#### [Exercise]
Give all of the lines again, with nothing added or dropped.

#### [Materials provided]
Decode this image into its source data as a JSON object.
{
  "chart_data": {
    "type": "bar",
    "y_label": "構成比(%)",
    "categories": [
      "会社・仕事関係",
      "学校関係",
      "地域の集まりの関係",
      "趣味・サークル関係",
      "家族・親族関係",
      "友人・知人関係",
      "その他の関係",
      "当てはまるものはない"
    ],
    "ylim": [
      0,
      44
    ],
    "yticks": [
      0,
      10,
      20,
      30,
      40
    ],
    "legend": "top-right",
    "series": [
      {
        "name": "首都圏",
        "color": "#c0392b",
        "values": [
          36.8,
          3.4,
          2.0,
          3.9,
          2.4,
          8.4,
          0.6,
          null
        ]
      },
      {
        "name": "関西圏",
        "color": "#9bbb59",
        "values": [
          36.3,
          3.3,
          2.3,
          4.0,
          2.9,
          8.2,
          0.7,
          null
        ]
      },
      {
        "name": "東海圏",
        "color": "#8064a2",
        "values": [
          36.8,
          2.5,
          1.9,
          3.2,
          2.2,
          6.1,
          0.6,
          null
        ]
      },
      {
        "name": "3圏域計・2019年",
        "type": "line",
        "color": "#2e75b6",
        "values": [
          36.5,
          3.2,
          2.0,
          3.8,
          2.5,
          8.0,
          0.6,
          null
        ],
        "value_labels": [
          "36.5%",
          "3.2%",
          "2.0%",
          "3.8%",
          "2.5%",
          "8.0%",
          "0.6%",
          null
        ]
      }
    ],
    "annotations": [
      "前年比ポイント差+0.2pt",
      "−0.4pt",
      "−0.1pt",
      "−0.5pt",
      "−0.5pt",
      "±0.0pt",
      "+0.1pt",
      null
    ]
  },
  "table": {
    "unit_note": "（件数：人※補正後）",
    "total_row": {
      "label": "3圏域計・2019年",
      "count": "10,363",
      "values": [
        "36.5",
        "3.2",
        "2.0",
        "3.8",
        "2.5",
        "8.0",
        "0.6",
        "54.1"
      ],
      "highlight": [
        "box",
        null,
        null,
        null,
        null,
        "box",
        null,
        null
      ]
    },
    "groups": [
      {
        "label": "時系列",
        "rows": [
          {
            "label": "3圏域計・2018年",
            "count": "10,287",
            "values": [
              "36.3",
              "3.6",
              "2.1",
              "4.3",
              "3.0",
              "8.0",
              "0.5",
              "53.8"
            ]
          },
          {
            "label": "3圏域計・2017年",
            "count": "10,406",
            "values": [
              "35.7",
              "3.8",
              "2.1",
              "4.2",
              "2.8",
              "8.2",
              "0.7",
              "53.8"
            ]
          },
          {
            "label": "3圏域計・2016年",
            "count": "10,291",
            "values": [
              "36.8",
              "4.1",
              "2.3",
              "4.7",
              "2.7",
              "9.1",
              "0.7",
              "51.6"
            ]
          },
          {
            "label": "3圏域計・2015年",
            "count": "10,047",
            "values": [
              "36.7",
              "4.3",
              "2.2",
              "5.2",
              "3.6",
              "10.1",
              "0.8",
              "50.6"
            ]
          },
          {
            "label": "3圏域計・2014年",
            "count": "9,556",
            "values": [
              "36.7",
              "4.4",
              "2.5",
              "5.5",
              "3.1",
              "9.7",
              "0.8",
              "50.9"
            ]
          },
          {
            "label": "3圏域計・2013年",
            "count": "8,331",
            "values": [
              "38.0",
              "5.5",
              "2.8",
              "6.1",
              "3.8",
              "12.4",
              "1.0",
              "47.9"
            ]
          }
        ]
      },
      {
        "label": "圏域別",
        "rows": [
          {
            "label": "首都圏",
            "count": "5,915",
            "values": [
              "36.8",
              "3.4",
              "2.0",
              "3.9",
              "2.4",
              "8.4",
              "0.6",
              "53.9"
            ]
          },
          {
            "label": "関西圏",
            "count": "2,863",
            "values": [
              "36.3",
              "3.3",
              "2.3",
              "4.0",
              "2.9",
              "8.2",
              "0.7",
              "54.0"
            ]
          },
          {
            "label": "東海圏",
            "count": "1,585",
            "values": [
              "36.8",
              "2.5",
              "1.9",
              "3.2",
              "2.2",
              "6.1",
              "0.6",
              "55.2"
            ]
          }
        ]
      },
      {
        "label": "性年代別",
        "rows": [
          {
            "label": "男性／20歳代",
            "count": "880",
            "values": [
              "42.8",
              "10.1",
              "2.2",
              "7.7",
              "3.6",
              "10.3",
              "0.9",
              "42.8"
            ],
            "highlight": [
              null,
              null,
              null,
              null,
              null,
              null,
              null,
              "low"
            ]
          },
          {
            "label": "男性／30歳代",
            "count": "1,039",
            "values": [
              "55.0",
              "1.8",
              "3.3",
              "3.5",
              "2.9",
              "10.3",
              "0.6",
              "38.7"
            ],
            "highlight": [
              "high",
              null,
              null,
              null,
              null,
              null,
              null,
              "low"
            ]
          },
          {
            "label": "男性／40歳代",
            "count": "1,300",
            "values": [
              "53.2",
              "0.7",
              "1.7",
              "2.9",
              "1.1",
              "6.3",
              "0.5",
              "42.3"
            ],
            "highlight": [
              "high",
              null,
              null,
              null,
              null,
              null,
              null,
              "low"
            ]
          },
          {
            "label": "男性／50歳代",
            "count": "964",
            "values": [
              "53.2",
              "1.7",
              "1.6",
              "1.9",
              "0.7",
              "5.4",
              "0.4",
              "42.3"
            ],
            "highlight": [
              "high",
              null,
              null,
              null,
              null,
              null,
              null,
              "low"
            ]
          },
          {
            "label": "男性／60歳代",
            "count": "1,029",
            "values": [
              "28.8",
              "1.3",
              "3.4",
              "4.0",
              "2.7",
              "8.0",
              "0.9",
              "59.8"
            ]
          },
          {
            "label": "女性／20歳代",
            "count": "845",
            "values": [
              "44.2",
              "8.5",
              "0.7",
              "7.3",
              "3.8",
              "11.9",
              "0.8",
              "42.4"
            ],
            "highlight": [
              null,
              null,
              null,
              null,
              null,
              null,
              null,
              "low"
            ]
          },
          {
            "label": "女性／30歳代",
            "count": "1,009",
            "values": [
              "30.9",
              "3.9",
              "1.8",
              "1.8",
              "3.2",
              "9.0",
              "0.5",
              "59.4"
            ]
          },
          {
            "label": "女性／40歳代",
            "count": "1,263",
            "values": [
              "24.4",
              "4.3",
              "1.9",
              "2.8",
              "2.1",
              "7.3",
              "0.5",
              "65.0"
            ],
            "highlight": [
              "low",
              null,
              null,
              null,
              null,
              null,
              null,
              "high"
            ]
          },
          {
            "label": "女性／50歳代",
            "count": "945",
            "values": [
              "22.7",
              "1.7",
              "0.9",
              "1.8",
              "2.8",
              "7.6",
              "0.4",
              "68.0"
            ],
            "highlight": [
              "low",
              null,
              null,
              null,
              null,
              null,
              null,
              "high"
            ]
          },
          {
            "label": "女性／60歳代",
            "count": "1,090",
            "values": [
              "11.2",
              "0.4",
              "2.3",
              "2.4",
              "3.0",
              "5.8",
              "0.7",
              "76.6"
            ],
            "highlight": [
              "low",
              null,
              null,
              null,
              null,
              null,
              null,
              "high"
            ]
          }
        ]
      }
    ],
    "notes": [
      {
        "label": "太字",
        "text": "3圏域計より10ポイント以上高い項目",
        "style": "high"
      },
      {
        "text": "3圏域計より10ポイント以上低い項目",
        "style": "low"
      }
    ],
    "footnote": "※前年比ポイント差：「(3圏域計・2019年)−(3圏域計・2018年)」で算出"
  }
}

#### [Response to the exercise]
Decode this image into its source data as a JSON object.
{
  "chart_data": {
    "type": "bar",
    "y_label": "構成比(%)",
    "categories": [
      "会社・仕事関係",
      "学校関係",
      "地域の集まりの関係",
      "趣味・サークル関係",
      "家族・親族関係",
      "友人・知人関係",
      "その他の関係",
      "当てはまるものはない"
    ],
    "ylim": [
      0,
      44
    ],
    "yticks": [
      0,
      10,
      20,
      30,
      40
    ],
    "legend": "top-right",
    "series": [
      {
        "name": "首都圏",
        "color": "#c0392b",
        "values": [
          36.8,
          3.4,
          2.0,
          3.9,
          2.4,
          8.4,
          0.6,
          null
        ]
      },
      {
        "name": "関西圏",
        "color": "#9bbb59",
        "values": [
          36.3,
          3.3,
          2.3,
          4.0,
          2.9,
          8.2,
          0.7,
          null
        ]
      },
      {
        "name": "東海圏",
        "color": "#8064a2",
        "values": [
          36.8,
          2.5,
          1.9,
          3.2,
          2.2,
          6.1,
          0.6,
          null
        ]
      },
      {
        "name": "3圏域計・2019年",
        "type": "line",
        "color": "#2e75b6",
        "values": [
          36.5,
          3.2,
          2.0,
          3.8,
          2.5,
          8.0,
          0.6,
          null
        ],
        "value_labels": [
          "36.5%",
          "3.2%",
          "2.0%",
          "3.8%",
          "2.5%",
          "8.0%",
          "0.6%",
          null
        ]
      }
    ],
    "annotations": [
      "前年比ポイント差+0.2pt",
      "−0.4pt",
      "−0.1pt",
      "−0.5pt",
      "−0.5pt",
      "±0.0pt",
      "+0.1pt",
      null
    ]
  },
  "table": {
    "unit_note": "（件数：人※補正後）",
    "total_row": {
      "label": "3圏域計・2019年",
      "count": "10,363",
      "values": [
        "36.5",
        "3.2",
        "2.0",
        "3.8",
        "2.5",
        "8.0",
        "0.6",
        "54.1"
      ],
      "highlight": [
        "box",
        null,
        null,
        null,
        null,
        "box",
        null,
        null
      ]
    },
    "groups": [
      {
        "label": "時系列",
        "rows": [
          {
            "label": "3圏域計・2018年",
            "count": "10,287",
            "values": [
              "36.3",
              "3.6",
              "2.1",
              "4.3",
              "3.0",
              "8.0",
              "0.5",
              "53.8"
            ]
          },
          {
            "label": "3圏域計・2017年",
            "count": "10,406",
            "values": [
              "35.7",
              "3.8",
              "2.1",
              "4.2",
              "2.8",
              "8.2",
              "0.7",
              "53.8"
            ]
          },
          {
            "label": "3圏域計・2016年",
            "count": "10,291",
            "values": [
              "36.8",
              "4.1",
              "2.3",
              "4.7",
              "2.7",
              "9.1",
              "0.7",
              "51.6"
            ]
          },
          {
            "label": "3圏域計・2015年",
            "count": "10,047",
            "values": [
              "36.7",
              "4.3",
              "2.2",
              "5.2",
              "3.6",
              "10.1",
              "0.8",
              "50.6"
            ]
          },
          {
            "label": "3圏域計・2014年",
            "count": "9,556",
            "values": [
              "36.7",
              "4.4",
              "2.5",
              "5.5",
              "3.1",
              "9.7",
              "0.8",
              "50.9"
            ]
          },
          {
            "label": "3圏域計・2013年",
            "count": "8,331",
            "values": [
              "38.0",
              "5.5",
              "2.8",
              "6.1",
              "3.8",
              "12.4",
              "1.0",
              "47.9"
            ]
          }
        ]
      },
      {
        "label": "圏域別",
        "rows": [
          {
            "label": "首都圏",
            "count": "5,915",
            "values": [
              "36.8",
              "3.4",
              "2.0",
              "3.9",
              "2.4",
              "8.4",
              "0.6",
              "53.9"
            ]
          },
          {
            "label": "関西圏",
            "count": "2,863",
            "values": [
              "36.3",
              "3.3",
              "2.3",
              "4.0",
              "2.9",
              "8.2",
              "0.7",
              "54.0"
            ]
          },
          {
            "label": "東海圏",
            "count": "1,585",
            "values": [
              "36.8",
              "2.5",
              "1.9",
              "3.2",
              "2.2",
              "6.1",
              "0.6",
              "55.2"
            ]
          }
        ]
      },
      {
        "label": "性年代別",
        "rows": [
          {
            "label": "男性／20歳代",
            "count": "880",
            "values": [
              "42.8",
              "10.1",
              "2.2",
              "7.7",
              "3.6",
              "10.3",
              "0.9",
              "42.8"
            ],
            "highlight": [
              null,
              null,
              null,
              null,
              null,
              null,
              null,
              "low"
            ]
          },
          {
            "label": "男性／30歳代",
            "count": "1,039",
            "values": [
              "55.0",
              "1.8",
              "3.3",
              "3.5",
              "2.9",
              "10.3",
              "0.6",
              "38.7"
            ],
            "highlight": [
              "high",
              null,
              null,
              null,
              null,
              null,
              null,
              "low"
            ]
          },
          {
            "label": "男性／40歳代",
            "count": "1,300",
            "values": [
              "53.2",
              "0.7",
              "1.7",
              "2.9",
              "1.1",
              "6.3",
              "0.5",
              "42.3"
            ],
            "highlight": [
              "high",
              null,
              null,
              null,
              null,
              null,
              null,
              "low"
            ]
          },
          {
            "label": "男性／50歳代",
            "count": "964",
            "values": [
              "53.2",
              "1.7",
              "1.6",
              "1.9",
              "0.7",
              "5.4",
              "0.4",
              "42.3"
            ],
            "highlight": [
              "high",
              null,
              null,
              null,
              null,
              null,
              null,
              "low"
            ]
          },
          {
            "label": "男性／60歳代",
            "count": "1,029",
            "values": [
              "28.8",
              "1.3",
              "3.4",
              "4.0",
              "2.7",
              "8.0",
              "0.9",
              "59.8"
            ]
          },
          {
            "label": "女性／20歳代",
            "count": "845",
            "values": [
              "44.2",
              "8.5",
              "0.7",
              "7.3",
              "3.8",
              "11.9",
              "0.8",
              "42.4"
            ],
            "highlight": [
              null,
              null,
              null,
              null,
              null,
              null,
              null,
              "low"
            ]
          },
          {
            "label": "女性／30歳代",
            "count": "1,009",
            "values": [
              "30.9",
              "3.9",
              "1.8",
              "1.8",
              "3.2",
              "9.0",
              "0.5",
              "59.4"
            ]
          },
          {
            "label": "女性／40歳代",
            "count": "1,263",
            "values": [
              "24.4",
              "4.3",
              "1.9",
              "2.8",
              "2.1",
              "7.3",
              "0.5",
              "65.0"
            ],
            "highlight": [
              "low",
              null,
              null,
              null,
              null,
              null,
              null,
              "high"
            ]
          },
          {
            "label": "女性／50歳代",
            "count": "945",
            "values": [
              "22.7",
              "1.7",
              "0.9",
              "1.8",
              "2.8",
              "7.6",
              "0.4",
              "68.0"
            ],
            "highlight": [
              "low",
              null,
              null,
              null,
              null,
              null,
              null,
              "high"
            ]
          },
          {
            "label": "女性／60歳代",
            "count": "1,090",
            "values": [
              "11.2",
              "0.4",
              "2.3",
              "2.4",
              "3.0",
              "5.8",
              "0.7",
              "76.6"
            ],
            "highlight": [
              "low",
              null,
              null,
              null,
              null,
              null,
              null,
              "high"
            ]
          }
        ]
      }
    ],
    "notes": [
      {
        "label": "太字",
        "text": "3圏域計より10ポイント以上高い項目",
        "style": "high"
      },
      {
        "text": "3圏域計より10ポイント以上低い項目",
        "style": "low"
      }
    ],
    "footnote": "※前年比ポイント差：「(3圏域計・2019年)−(3圏域計・2018年)」で算出"
  }
}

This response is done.